**Exercise goal:** From the listing below, pull out all lines with "based" in them.

**Records shown:**
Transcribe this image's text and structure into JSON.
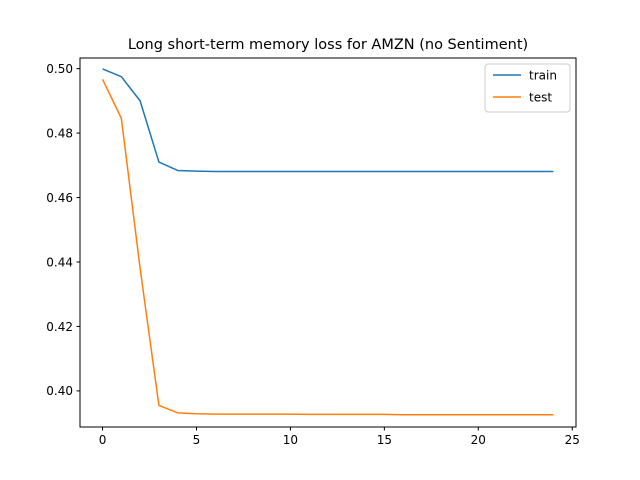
{
  "chart_data": {
    "type": "line",
    "title": "Long short-term memory loss for AMZN (no Sentiment)",
    "xlabel": "",
    "ylabel": "",
    "xlim": [
      -1.2,
      25.2
    ],
    "ylim": [
      0.3888,
      0.5033
    ],
    "x_ticks": [
      0,
      5,
      10,
      15,
      20,
      25
    ],
    "y_ticks": [
      0.4,
      0.42,
      0.44,
      0.46,
      0.48,
      0.5
    ],
    "x": [
      0,
      1,
      2,
      3,
      4,
      5,
      6,
      7,
      8,
      9,
      10,
      11,
      12,
      13,
      14,
      15,
      16,
      17,
      18,
      19,
      20,
      21,
      22,
      23,
      24
    ],
    "series": [
      {
        "name": "train",
        "color": "#1f77b4",
        "values": [
          0.4999,
          0.4975,
          0.49,
          0.471,
          0.4684,
          0.4682,
          0.4681,
          0.4681,
          0.4681,
          0.4681,
          0.4681,
          0.4681,
          0.4681,
          0.4681,
          0.4681,
          0.4681,
          0.4681,
          0.4681,
          0.4681,
          0.4681,
          0.4681,
          0.4681,
          0.4681,
          0.4681,
          0.4681
        ]
      },
      {
        "name": "test",
        "color": "#ff7f0e",
        "values": [
          0.4967,
          0.4846,
          0.438,
          0.3955,
          0.3932,
          0.3929,
          0.3928,
          0.3928,
          0.3928,
          0.3928,
          0.3928,
          0.3927,
          0.3927,
          0.3927,
          0.3927,
          0.3927,
          0.3926,
          0.3926,
          0.3926,
          0.3926,
          0.3926,
          0.3926,
          0.3926,
          0.3926,
          0.3926
        ]
      }
    ],
    "legend_position": "top-right",
    "grid": false
  }
}
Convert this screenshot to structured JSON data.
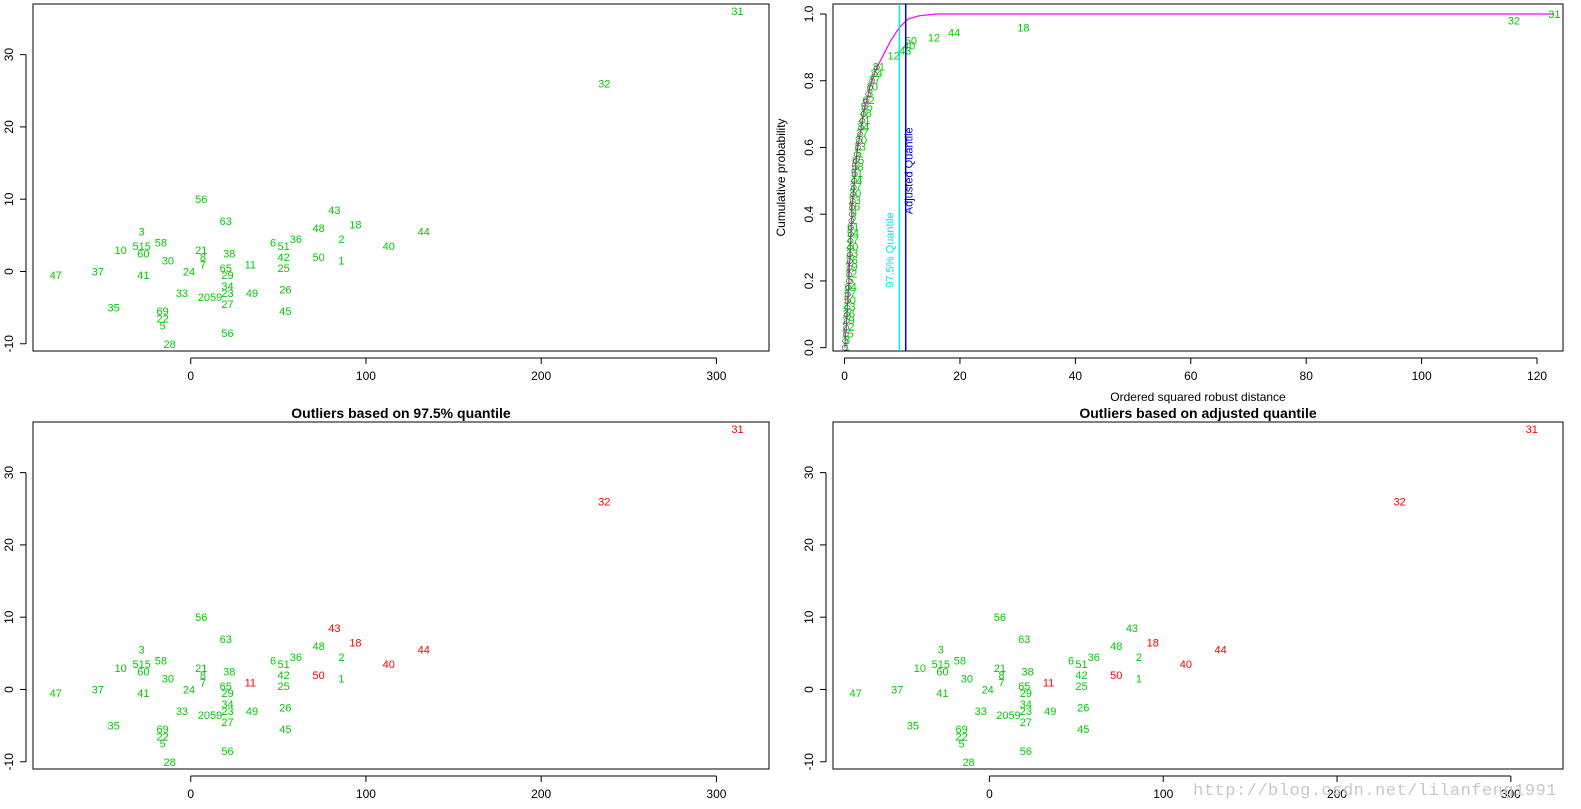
{
  "watermark": "http://blog.csdn.net/lilanfeng1991",
  "chart_data": [
    {
      "type": "scatter",
      "title": "",
      "xlabel": "",
      "ylabel": "",
      "xlim": [
        -90,
        330
      ],
      "ylim": [
        -11,
        37
      ],
      "xticks": [
        0,
        100,
        200,
        300
      ],
      "yticks": [
        -10,
        0,
        10,
        20,
        30
      ],
      "colors": {
        "normal": "#00cc00",
        "outlier": "#ff0000"
      },
      "outliers": []
    },
    {
      "type": "line",
      "title": "",
      "xlabel": "Ordered squared robust distance",
      "ylabel": "Cumulative probability",
      "xlim": [
        -2,
        124.5
      ],
      "ylim": [
        -0.01,
        1.03
      ],
      "xticks": [
        0,
        20,
        40,
        60,
        80,
        100,
        120
      ],
      "yticks": [
        0.0,
        0.2,
        0.4,
        0.6,
        0.8,
        1.0
      ],
      "curve_color": "#ff00ff",
      "vlines": [
        {
          "x": 9.5,
          "label": "97.5% Quantile",
          "color": "#00e5ee"
        },
        {
          "x": 10.6,
          "label": "Adjusted Quantile",
          "color": "#0000cc"
        }
      ],
      "labeled_points": [
        {
          "label": "31",
          "x": 123,
          "y": 1.0
        },
        {
          "label": "32",
          "x": 116,
          "y": 0.98
        },
        {
          "label": "18",
          "x": 31,
          "y": 0.96
        },
        {
          "label": "44",
          "x": 19,
          "y": 0.945
        },
        {
          "label": "12",
          "x": 15.5,
          "y": 0.93
        },
        {
          "label": "50",
          "x": 11.5,
          "y": 0.92
        },
        {
          "label": "40",
          "x": 11.2,
          "y": 0.905
        },
        {
          "label": "43",
          "x": 10.5,
          "y": 0.89
        },
        {
          "label": "12",
          "x": 8.5,
          "y": 0.875
        }
      ]
    },
    {
      "type": "scatter",
      "title": "Outliers based on 97.5% quantile",
      "xlabel": "",
      "ylabel": "",
      "xlim": [
        -90,
        330
      ],
      "ylim": [
        -11,
        37
      ],
      "xticks": [
        0,
        100,
        200,
        300
      ],
      "yticks": [
        -10,
        0,
        10,
        20,
        30
      ],
      "colors": {
        "normal": "#00cc00",
        "outlier": "#ff0000"
      },
      "outliers": [
        "31",
        "32",
        "43",
        "18",
        "44",
        "40",
        "50",
        "11"
      ]
    },
    {
      "type": "scatter",
      "title": "Outliers based on adjusted quantile",
      "xlabel": "",
      "ylabel": "",
      "xlim": [
        -90,
        330
      ],
      "ylim": [
        -11,
        37
      ],
      "xticks": [
        0,
        100,
        200,
        300
      ],
      "yticks": [
        -10,
        0,
        10,
        20,
        30
      ],
      "colors": {
        "normal": "#00cc00",
        "outlier": "#ff0000"
      },
      "outliers": [
        "31",
        "32",
        "18",
        "44",
        "40",
        "50",
        "11"
      ]
    }
  ],
  "scatter_points": [
    {
      "label": "31",
      "x": 312,
      "y": 36
    },
    {
      "label": "32",
      "x": 236,
      "y": 26
    },
    {
      "label": "56",
      "x": 6,
      "y": 10
    },
    {
      "label": "63",
      "x": 20,
      "y": 7
    },
    {
      "label": "43",
      "x": 82,
      "y": 8.5
    },
    {
      "label": "18",
      "x": 94,
      "y": 6.5
    },
    {
      "label": "48",
      "x": 73,
      "y": 6
    },
    {
      "label": "44",
      "x": 133,
      "y": 5.5
    },
    {
      "label": "3",
      "x": -28,
      "y": 5.5
    },
    {
      "label": "2",
      "x": 86,
      "y": 4.5
    },
    {
      "label": "36",
      "x": 60,
      "y": 4.5
    },
    {
      "label": "6",
      "x": 47,
      "y": 4
    },
    {
      "label": "51",
      "x": 53,
      "y": 3.5
    },
    {
      "label": "40",
      "x": 113,
      "y": 3.5
    },
    {
      "label": "58",
      "x": -17,
      "y": 4
    },
    {
      "label": "10",
      "x": -40,
      "y": 3
    },
    {
      "label": "515",
      "x": -28,
      "y": 3.5
    },
    {
      "label": "60",
      "x": -27,
      "y": 2.5
    },
    {
      "label": "21",
      "x": 6,
      "y": 3
    },
    {
      "label": "38",
      "x": 22,
      "y": 2.5
    },
    {
      "label": "8",
      "x": 7,
      "y": 2
    },
    {
      "label": "42",
      "x": 53,
      "y": 2
    },
    {
      "label": "50",
      "x": 73,
      "y": 2
    },
    {
      "label": "30",
      "x": -13,
      "y": 1.5
    },
    {
      "label": "1",
      "x": 86,
      "y": 1.5
    },
    {
      "label": "7",
      "x": 7,
      "y": 1
    },
    {
      "label": "11",
      "x": 34,
      "y": 1
    },
    {
      "label": "65",
      "x": 20,
      "y": 0.5
    },
    {
      "label": "25",
      "x": 53,
      "y": 0.5
    },
    {
      "label": "37",
      "x": -53,
      "y": 0
    },
    {
      "label": "24",
      "x": -1,
      "y": 0
    },
    {
      "label": "41",
      "x": -27,
      "y": -0.5
    },
    {
      "label": "29",
      "x": 21,
      "y": -0.5
    },
    {
      "label": "47",
      "x": -77,
      "y": -0.5
    },
    {
      "label": "34",
      "x": 21,
      "y": -2
    },
    {
      "label": "26",
      "x": 54,
      "y": -2.5
    },
    {
      "label": "33",
      "x": -5,
      "y": -3
    },
    {
      "label": "49",
      "x": 35,
      "y": -3
    },
    {
      "label": "2059",
      "x": 11,
      "y": -3.5
    },
    {
      "label": "23",
      "x": 21,
      "y": -3
    },
    {
      "label": "27",
      "x": 21,
      "y": -4.5
    },
    {
      "label": "35",
      "x": -44,
      "y": -5
    },
    {
      "label": "45",
      "x": 54,
      "y": -5.5
    },
    {
      "label": "69",
      "x": -16,
      "y": -5.5
    },
    {
      "label": "22",
      "x": -16,
      "y": -6.5
    },
    {
      "label": "5",
      "x": -16,
      "y": -7.5
    },
    {
      "label": "56",
      "x": 21,
      "y": -8.5
    },
    {
      "label": "28",
      "x": -12,
      "y": -10
    }
  ],
  "cdf_points": [
    [
      0.05,
      0.0
    ],
    [
      0.1,
      0.02
    ],
    [
      0.2,
      0.04
    ],
    [
      0.3,
      0.06
    ],
    [
      0.35,
      0.08
    ],
    [
      0.4,
      0.1
    ],
    [
      0.5,
      0.12
    ],
    [
      0.55,
      0.14
    ],
    [
      0.6,
      0.16
    ],
    [
      0.7,
      0.18
    ],
    [
      0.75,
      0.2
    ],
    [
      0.8,
      0.22
    ],
    [
      0.85,
      0.24
    ],
    [
      0.9,
      0.26
    ],
    [
      0.95,
      0.28
    ],
    [
      1.0,
      0.3
    ],
    [
      1.05,
      0.32
    ],
    [
      1.1,
      0.34
    ],
    [
      1.15,
      0.36
    ],
    [
      1.2,
      0.38
    ],
    [
      1.25,
      0.4
    ],
    [
      1.3,
      0.42
    ],
    [
      1.4,
      0.44
    ],
    [
      1.5,
      0.46
    ],
    [
      1.6,
      0.48
    ],
    [
      1.7,
      0.5
    ],
    [
      1.8,
      0.52
    ],
    [
      1.9,
      0.54
    ],
    [
      2.0,
      0.56
    ],
    [
      2.1,
      0.58
    ],
    [
      2.3,
      0.6
    ],
    [
      2.5,
      0.62
    ],
    [
      2.7,
      0.64
    ],
    [
      2.9,
      0.66
    ],
    [
      3.1,
      0.68
    ],
    [
      3.3,
      0.7
    ],
    [
      3.5,
      0.72
    ],
    [
      3.8,
      0.74
    ],
    [
      4.1,
      0.76
    ],
    [
      4.4,
      0.78
    ],
    [
      4.8,
      0.8
    ],
    [
      5.2,
      0.82
    ],
    [
      5.6,
      0.84
    ]
  ]
}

**Solved exercise:**
      "title": "Outliers based on 97.5% quantile",
      "title": "Outliers based on adjusted quantile",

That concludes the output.